STATED PROBLEM
Return all the entries exactly, keeping pictures out.

--- EXCERPTED RECORDS ---

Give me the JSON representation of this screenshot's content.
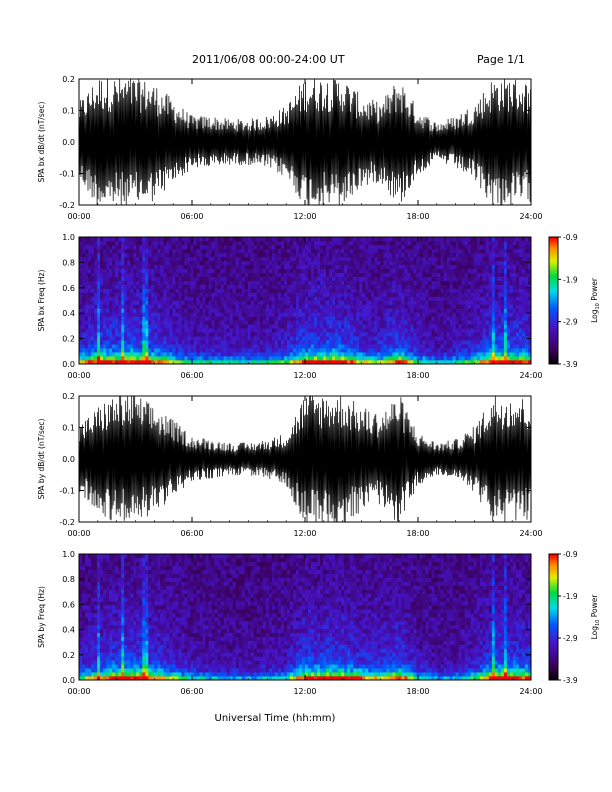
{
  "header": {
    "title": "2011/06/08  00:00-24:00 UT",
    "page": "Page 1/1"
  },
  "xlabel": "Universal Time (hh:mm)",
  "colorbar": {
    "label_prefix": "Log",
    "label_sub": "10",
    "label_suffix": " Power",
    "ticks": [
      "-0.9",
      "-1.9",
      "-2.9",
      "-3.9"
    ]
  },
  "chart_data": [
    {
      "type": "line",
      "ylabel": "SPA bx dB/dt (nT/sec)",
      "xlim": [
        0,
        24
      ],
      "ylim": [
        -0.2,
        0.2
      ],
      "xticks": [
        "00:00",
        "06:00",
        "12:00",
        "18:00",
        "24:00"
      ],
      "yticks": [
        "-0.2",
        "-0.1",
        "0.0",
        "0.1",
        "0.2"
      ],
      "x": [
        0,
        1,
        2,
        3,
        4,
        5,
        6,
        7,
        8,
        9,
        10,
        11,
        12,
        13,
        14,
        15,
        16,
        17,
        18,
        19,
        20,
        21,
        22,
        23,
        24
      ],
      "amplitude": [
        0.12,
        0.2,
        0.2,
        0.2,
        0.18,
        0.13,
        0.08,
        0.08,
        0.07,
        0.07,
        0.08,
        0.11,
        0.2,
        0.2,
        0.2,
        0.14,
        0.12,
        0.2,
        0.1,
        0.06,
        0.08,
        0.12,
        0.2,
        0.2,
        0.18
      ]
    },
    {
      "type": "heatmap",
      "ylabel": "SPA bx Freq (Hz)",
      "xlim": [
        0,
        24
      ],
      "ylim": [
        0.0,
        1.0
      ],
      "xticks": [
        "00:00",
        "06:00",
        "12:00",
        "18:00",
        "24:00"
      ],
      "yticks": [
        "0.0",
        "0.2",
        "0.4",
        "0.6",
        "0.8",
        "1.0"
      ],
      "zlim": [
        -3.9,
        -0.9
      ]
    },
    {
      "type": "line",
      "ylabel": "SPA by dB/dt (nT/sec)",
      "xlim": [
        0,
        24
      ],
      "ylim": [
        -0.2,
        0.2
      ],
      "xticks": [
        "00:00",
        "06:00",
        "12:00",
        "18:00",
        "24:00"
      ],
      "yticks": [
        "-0.2",
        "-0.1",
        "0.0",
        "0.1",
        "0.2"
      ],
      "x": [
        0,
        1,
        2,
        3,
        4,
        5,
        6,
        7,
        8,
        9,
        10,
        11,
        12,
        13,
        14,
        15,
        16,
        17,
        18,
        19,
        20,
        21,
        22,
        23,
        24
      ],
      "amplitude": [
        0.1,
        0.16,
        0.2,
        0.2,
        0.16,
        0.12,
        0.07,
        0.06,
        0.05,
        0.05,
        0.06,
        0.08,
        0.2,
        0.2,
        0.2,
        0.16,
        0.14,
        0.2,
        0.08,
        0.05,
        0.06,
        0.1,
        0.2,
        0.2,
        0.18
      ]
    },
    {
      "type": "heatmap",
      "ylabel": "SPA by Freq (Hz)",
      "xlim": [
        0,
        24
      ],
      "ylim": [
        0.0,
        1.0
      ],
      "xticks": [
        "00:00",
        "06:00",
        "12:00",
        "18:00",
        "24:00"
      ],
      "yticks": [
        "0.0",
        "0.2",
        "0.4",
        "0.6",
        "0.8",
        "1.0"
      ],
      "zlim": [
        -3.9,
        -0.9
      ]
    }
  ]
}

---

TASK OUTPUT
Give me the JSON representation of this screenshot's content.
{
  "header": {
    "title": "2011/06/08  00:00-24:00 UT",
    "page": "Page 1/1"
  },
  "xlabel": "Universal Time (hh:mm)",
  "colorbar": {
    "label_prefix": "Log",
    "label_sub": "10",
    "label_suffix": " Power",
    "ticks": [
      "-0.9",
      "-1.9",
      "-2.9",
      "-3.9"
    ]
  },
  "chart_data": [
    {
      "type": "line",
      "ylabel": "SPA bx dB/dt (nT/sec)",
      "xlim": [
        0,
        24
      ],
      "ylim": [
        -0.2,
        0.2
      ],
      "xticks": [
        "00:00",
        "06:00",
        "12:00",
        "18:00",
        "24:00"
      ],
      "yticks": [
        "-0.2",
        "-0.1",
        "0.0",
        "0.1",
        "0.2"
      ],
      "x": [
        0,
        1,
        2,
        3,
        4,
        5,
        6,
        7,
        8,
        9,
        10,
        11,
        12,
        13,
        14,
        15,
        16,
        17,
        18,
        19,
        20,
        21,
        22,
        23,
        24
      ],
      "amplitude": [
        0.12,
        0.2,
        0.2,
        0.2,
        0.18,
        0.13,
        0.08,
        0.08,
        0.07,
        0.07,
        0.08,
        0.11,
        0.2,
        0.2,
        0.2,
        0.14,
        0.12,
        0.2,
        0.1,
        0.06,
        0.08,
        0.12,
        0.2,
        0.2,
        0.18
      ]
    },
    {
      "type": "heatmap",
      "ylabel": "SPA bx Freq (Hz)",
      "xlim": [
        0,
        24
      ],
      "ylim": [
        0.0,
        1.0
      ],
      "xticks": [
        "00:00",
        "06:00",
        "12:00",
        "18:00",
        "24:00"
      ],
      "yticks": [
        "0.0",
        "0.2",
        "0.4",
        "0.6",
        "0.8",
        "1.0"
      ],
      "zlim": [
        -3.9,
        -0.9
      ]
    },
    {
      "type": "line",
      "ylabel": "SPA by dB/dt (nT/sec)",
      "xlim": [
        0,
        24
      ],
      "ylim": [
        -0.2,
        0.2
      ],
      "xticks": [
        "00:00",
        "06:00",
        "12:00",
        "18:00",
        "24:00"
      ],
      "yticks": [
        "-0.2",
        "-0.1",
        "0.0",
        "0.1",
        "0.2"
      ],
      "x": [
        0,
        1,
        2,
        3,
        4,
        5,
        6,
        7,
        8,
        9,
        10,
        11,
        12,
        13,
        14,
        15,
        16,
        17,
        18,
        19,
        20,
        21,
        22,
        23,
        24
      ],
      "amplitude": [
        0.1,
        0.16,
        0.2,
        0.2,
        0.16,
        0.12,
        0.07,
        0.06,
        0.05,
        0.05,
        0.06,
        0.08,
        0.2,
        0.2,
        0.2,
        0.16,
        0.14,
        0.2,
        0.08,
        0.05,
        0.06,
        0.1,
        0.2,
        0.2,
        0.18
      ]
    },
    {
      "type": "heatmap",
      "ylabel": "SPA by Freq (Hz)",
      "xlim": [
        0,
        24
      ],
      "ylim": [
        0.0,
        1.0
      ],
      "xticks": [
        "00:00",
        "06:00",
        "12:00",
        "18:00",
        "24:00"
      ],
      "yticks": [
        "0.0",
        "0.2",
        "0.4",
        "0.6",
        "0.8",
        "1.0"
      ],
      "zlim": [
        -3.9,
        -0.9
      ]
    }
  ]
}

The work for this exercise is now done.